- Recorded data -
------

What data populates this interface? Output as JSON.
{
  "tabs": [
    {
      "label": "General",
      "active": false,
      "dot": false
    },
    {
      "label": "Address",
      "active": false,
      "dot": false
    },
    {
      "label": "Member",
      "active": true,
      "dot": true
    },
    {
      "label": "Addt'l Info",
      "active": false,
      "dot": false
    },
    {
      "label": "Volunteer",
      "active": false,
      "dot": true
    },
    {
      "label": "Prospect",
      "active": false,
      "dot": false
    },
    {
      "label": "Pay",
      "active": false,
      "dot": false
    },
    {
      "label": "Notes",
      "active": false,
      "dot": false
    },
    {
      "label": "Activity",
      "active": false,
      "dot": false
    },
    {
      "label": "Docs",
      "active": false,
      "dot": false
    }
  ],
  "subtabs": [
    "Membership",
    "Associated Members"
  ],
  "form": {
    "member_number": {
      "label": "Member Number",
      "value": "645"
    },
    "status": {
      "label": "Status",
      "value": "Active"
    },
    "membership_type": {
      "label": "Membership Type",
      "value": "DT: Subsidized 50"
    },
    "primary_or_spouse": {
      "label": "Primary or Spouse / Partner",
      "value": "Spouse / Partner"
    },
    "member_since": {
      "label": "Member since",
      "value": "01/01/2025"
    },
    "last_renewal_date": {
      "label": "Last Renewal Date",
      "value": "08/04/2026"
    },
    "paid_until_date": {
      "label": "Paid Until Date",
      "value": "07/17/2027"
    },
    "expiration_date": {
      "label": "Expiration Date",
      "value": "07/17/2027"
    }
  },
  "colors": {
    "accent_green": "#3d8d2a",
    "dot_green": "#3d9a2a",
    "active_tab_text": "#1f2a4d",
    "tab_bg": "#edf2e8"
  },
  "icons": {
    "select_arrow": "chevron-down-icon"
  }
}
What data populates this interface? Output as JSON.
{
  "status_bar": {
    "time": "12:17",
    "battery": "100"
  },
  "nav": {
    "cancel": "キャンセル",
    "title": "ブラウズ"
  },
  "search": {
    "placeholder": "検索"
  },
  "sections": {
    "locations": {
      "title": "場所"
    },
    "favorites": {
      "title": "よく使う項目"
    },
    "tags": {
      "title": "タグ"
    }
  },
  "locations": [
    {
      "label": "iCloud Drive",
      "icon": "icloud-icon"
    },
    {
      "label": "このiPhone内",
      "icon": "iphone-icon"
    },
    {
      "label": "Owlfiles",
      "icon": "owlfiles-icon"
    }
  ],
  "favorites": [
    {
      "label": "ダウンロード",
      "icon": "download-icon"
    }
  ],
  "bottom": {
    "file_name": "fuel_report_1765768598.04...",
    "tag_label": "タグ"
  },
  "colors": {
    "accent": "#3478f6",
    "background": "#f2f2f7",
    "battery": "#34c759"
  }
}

------

- The exercise -
Copy out the full set of records precisely, leaving nothing out.

- Answer -
What data populates this interface? Output as JSON.
{
  "tabs": [
    {
      "label": "General",
      "active": false,
      "dot": false
    },
    {
      "label": "Address",
      "active": false,
      "dot": false
    },
    {
      "label": "Member",
      "active": true,
      "dot": true
    },
    {
      "label": "Addt'l Info",
      "active": false,
      "dot": false
    },
    {
      "label": "Volunteer",
      "active": false,
      "dot": true
    },
    {
      "label": "Prospect",
      "active": false,
      "dot": false
    },
    {
      "label": "Pay",
      "active": false,
      "dot": false
    },
    {
      "label": "Notes",
      "active": false,
      "dot": false
    },
    {
      "label": "Activity",
      "active": false,
      "dot": false
    },
    {
      "label": "Docs",
      "active": false,
      "dot": false
    }
  ],
  "subtabs": [
    "Membership",
    "Associated Members"
  ],
  "form": {
    "member_number": {
      "label": "Member Number",
      "value": "645"
    },
    "status": {
      "label": "Status",
      "value": "Active"
    },
    "membership_type": {
      "label": "Membership Type",
      "value": "DT: Subsidized 50"
    },
    "primary_or_spouse": {
      "label": "Primary or Spouse / Partner",
      "value": "Spouse / Partner"
    },
    "member_since": {
      "label": "Member since",
      "value": "01/01/2025"
    },
    "last_renewal_date": {
      "label": "Last Renewal Date",
      "value": "08/04/2026"
    },
    "paid_until_date": {
      "label": "Paid Until Date",
      "value": "07/17/2027"
    },
    "expiration_date": {
      "label": "Expiration Date",
      "value": "07/17/2027"
    }
  },
  "colors": {
    "accent_green": "#3d8d2a",
    "dot_green": "#3d9a2a",
    "active_tab_text": "#1f2a4d",
    "tab_bg": "#edf2e8"
  },
  "icons": {
    "select_arrow": "chevron-down-icon"
  }
}
What data populates this interface? Output as JSON.
{
  "status_bar": {
    "time": "12:17",
    "battery": "100"
  },
  "nav": {
    "cancel": "キャンセル",
    "title": "ブラウズ"
  },
  "search": {
    "placeholder": "検索"
  },
  "sections": {
    "locations": {
      "title": "場所"
    },
    "favorites": {
      "title": "よく使う項目"
    },
    "tags": {
      "title": "タグ"
    }
  },
  "locations": [
    {
      "label": "iCloud Drive",
      "icon": "icloud-icon"
    },
    {
      "label": "このiPhone内",
      "icon": "iphone-icon"
    },
    {
      "label": "Owlfiles",
      "icon": "owlfiles-icon"
    }
  ],
  "favorites": [
    {
      "label": "ダウンロード",
      "icon": "download-icon"
    }
  ],
  "bottom": {
    "file_name": "fuel_report_1765768598.04...",
    "tag_label": "タグ"
  },
  "colors": {
    "accent": "#3478f6",
    "background": "#f2f2f7",
    "battery": "#34c759"
  }
}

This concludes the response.